[Written request]:
The entries need to be copied exactly.

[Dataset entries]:
┄┄┄┄┄┄

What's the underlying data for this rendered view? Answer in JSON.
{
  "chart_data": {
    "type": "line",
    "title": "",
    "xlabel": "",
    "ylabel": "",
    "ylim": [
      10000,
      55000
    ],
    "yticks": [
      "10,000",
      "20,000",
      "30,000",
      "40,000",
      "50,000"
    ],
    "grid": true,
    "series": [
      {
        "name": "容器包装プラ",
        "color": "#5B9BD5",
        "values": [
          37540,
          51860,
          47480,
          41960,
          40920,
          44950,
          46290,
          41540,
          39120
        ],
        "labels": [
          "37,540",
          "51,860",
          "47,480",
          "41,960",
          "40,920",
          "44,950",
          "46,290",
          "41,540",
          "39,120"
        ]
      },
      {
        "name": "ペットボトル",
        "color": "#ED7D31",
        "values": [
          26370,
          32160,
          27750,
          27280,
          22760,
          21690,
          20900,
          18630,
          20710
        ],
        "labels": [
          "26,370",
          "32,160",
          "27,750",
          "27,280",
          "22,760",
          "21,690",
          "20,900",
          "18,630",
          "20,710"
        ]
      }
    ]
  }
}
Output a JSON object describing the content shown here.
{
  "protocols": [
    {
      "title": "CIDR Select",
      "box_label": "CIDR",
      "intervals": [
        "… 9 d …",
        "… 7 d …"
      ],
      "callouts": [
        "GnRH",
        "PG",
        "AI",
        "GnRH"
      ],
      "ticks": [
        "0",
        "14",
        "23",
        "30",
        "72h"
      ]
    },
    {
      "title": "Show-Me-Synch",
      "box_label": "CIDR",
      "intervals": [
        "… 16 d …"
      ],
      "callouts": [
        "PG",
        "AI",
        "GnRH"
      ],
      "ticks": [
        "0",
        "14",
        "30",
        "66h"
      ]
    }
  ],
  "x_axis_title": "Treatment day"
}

┄┄┄┄┄┄

[Solution]:
What's the underlying data for this rendered view? Answer in JSON.
{
  "chart_data": {
    "type": "line",
    "title": "",
    "xlabel": "",
    "ylabel": "",
    "ylim": [
      10000,
      55000
    ],
    "yticks": [
      "10,000",
      "20,000",
      "30,000",
      "40,000",
      "50,000"
    ],
    "grid": true,
    "series": [
      {
        "name": "容器包装プラ",
        "color": "#5B9BD5",
        "values": [
          37540,
          51860,
          47480,
          41960,
          40920,
          44950,
          46290,
          41540,
          39120
        ],
        "labels": [
          "37,540",
          "51,860",
          "47,480",
          "41,960",
          "40,920",
          "44,950",
          "46,290",
          "41,540",
          "39,120"
        ]
      },
      {
        "name": "ペットボトル",
        "color": "#ED7D31",
        "values": [
          26370,
          32160,
          27750,
          27280,
          22760,
          21690,
          20900,
          18630,
          20710
        ],
        "labels": [
          "26,370",
          "32,160",
          "27,750",
          "27,280",
          "22,760",
          "21,690",
          "20,900",
          "18,630",
          "20,710"
        ]
      }
    ]
  }
}
Output a JSON object describing the content shown here.
{
  "protocols": [
    {
      "title": "CIDR Select",
      "box_label": "CIDR",
      "intervals": [
        "… 9 d …",
        "… 7 d …"
      ],
      "callouts": [
        "GnRH",
        "PG",
        "AI",
        "GnRH"
      ],
      "ticks": [
        "0",
        "14",
        "23",
        "30",
        "72h"
      ]
    },
    {
      "title": "Show-Me-Synch",
      "box_label": "CIDR",
      "intervals": [
        "… 16 d …"
      ],
      "callouts": [
        "PG",
        "AI",
        "GnRH"
      ],
      "ticks": [
        "0",
        "14",
        "30",
        "66h"
      ]
    }
  ],
  "x_axis_title": "Treatment day"
}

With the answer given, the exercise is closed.